--- start ---

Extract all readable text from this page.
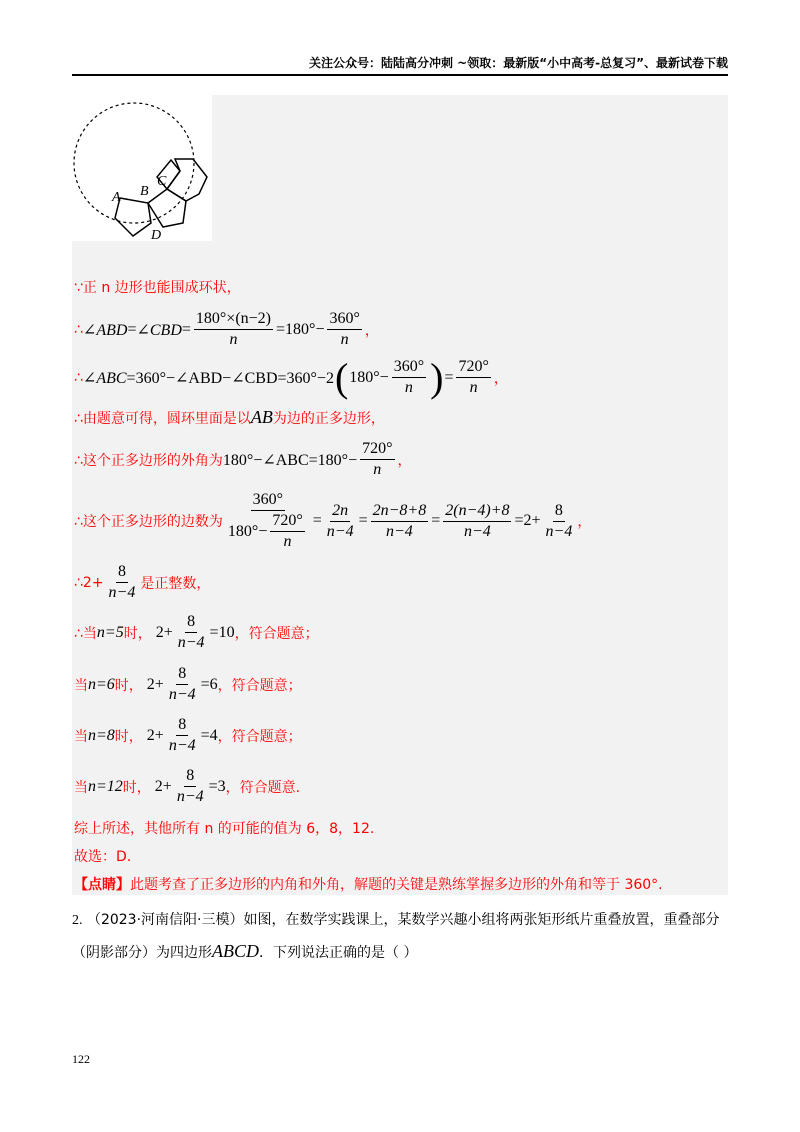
关注公众号：陆陆高分冲刺 ~领取：最新版“小中高考-总复习”、最新试卷下载
A B
C
D
∵正 n 边形也能围成环状，
∴ ∠ABD = ∠CBD = $\frac{180^\circ\times(n-2)}{n} =180^\circ- \frac{360^\circ}{n}$ ，
∴ ∠ABC =360°−∠ABD−∠CBD=360°−2 ( $180^\circ- \frac{360^\circ}{n}$ ) = $\frac{720^\circ}{n}$ ，
∴由题意可得，圆环里面是以 AB 为边的正多边形，
∴这个正多边形的外角为 180°−∠ABC=180°− $\frac{720^\circ}{n}$ ，
∴这个正多边形的边数为 $\frac{360^\circ}{180^\circ- \frac{720^\circ}{n}} = \frac{2n}{n-4} = \frac{2n-8+8}{n-4} = \frac{2(n-4)+8}{n-4} =2+ \frac{8}{n-4}$ ，
∴2+ $\frac{8}{n-4}$ 是正整数，
∴当 n=5 时， $2+ \frac{8}{n-4} =10$ ，符合题意；
当 n=6 时， $2+ \frac{8}{n-4} =6$ ，符合题意；
当 n=8 时， $2+ \frac{8}{n-4} =4$ ，符合题意；
当 n=12 时， $2+ \frac{8}{n-4} =3$ ，符合题意.
综上所述，其他所有 n 的可能的值为 6，8，12.
故选：D.
【点睛】 此题考查了正多边形的内角和外角，解题的关键是熟练掌握多边形的外角和等于 360°.
2. （2023·河南信阳·三模）如图，在数学实践课上，某数学兴趣小组将两张矩形纸片重叠放置，重叠部分
（阴影部分）为四边形ABCD．下列说法正确的是（ ）
122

--- end ---

AIM OF THE EXERCISE
Repeat every record above exactly, but leave out any pictures.

ANSWER IN FULL
Extract all readable text from this page.
关注公众号：陆陆高分冲刺 ~领取：最新版“小中高考-总复习”、最新试卷下载
A B
C
D
∵正 n 边形也能围成环状，
∴ ∠ABD = ∠CBD = $\frac{180^\circ\times(n-2)}{n} =180^\circ- \frac{360^\circ}{n}$ ，
∴ ∠ABC =360°−∠ABD−∠CBD=360°−2 ( $180^\circ- \frac{360^\circ}{n}$ ) = $\frac{720^\circ}{n}$ ，
∴由题意可得，圆环里面是以 AB 为边的正多边形，
∴这个正多边形的外角为 180°−∠ABC=180°− $\frac{720^\circ}{n}$ ，
∴这个正多边形的边数为 $\frac{360^\circ}{180^\circ- \frac{720^\circ}{n}} = \frac{2n}{n-4} = \frac{2n-8+8}{n-4} = \frac{2(n-4)+8}{n-4} =2+ \frac{8}{n-4}$ ，
∴2+ $\frac{8}{n-4}$ 是正整数，
∴当 n=5 时， $2+ \frac{8}{n-4} =10$ ，符合题意；
当 n=6 时， $2+ \frac{8}{n-4} =6$ ，符合题意；
当 n=8 时， $2+ \frac{8}{n-4} =4$ ，符合题意；
当 n=12 时， $2+ \frac{8}{n-4} =3$ ，符合题意.
综上所述，其他所有 n 的可能的值为 6，8，12.
故选：D.
【点睛】 此题考查了正多边形的内角和外角，解题的关键是熟练掌握多边形的外角和等于 360°.
2. （2023·河南信阳·三模）如图，在数学实践课上，某数学兴趣小组将两张矩形纸片重叠放置，重叠部分
（阴影部分）为四边形ABCD．下列说法正确的是（ ）
122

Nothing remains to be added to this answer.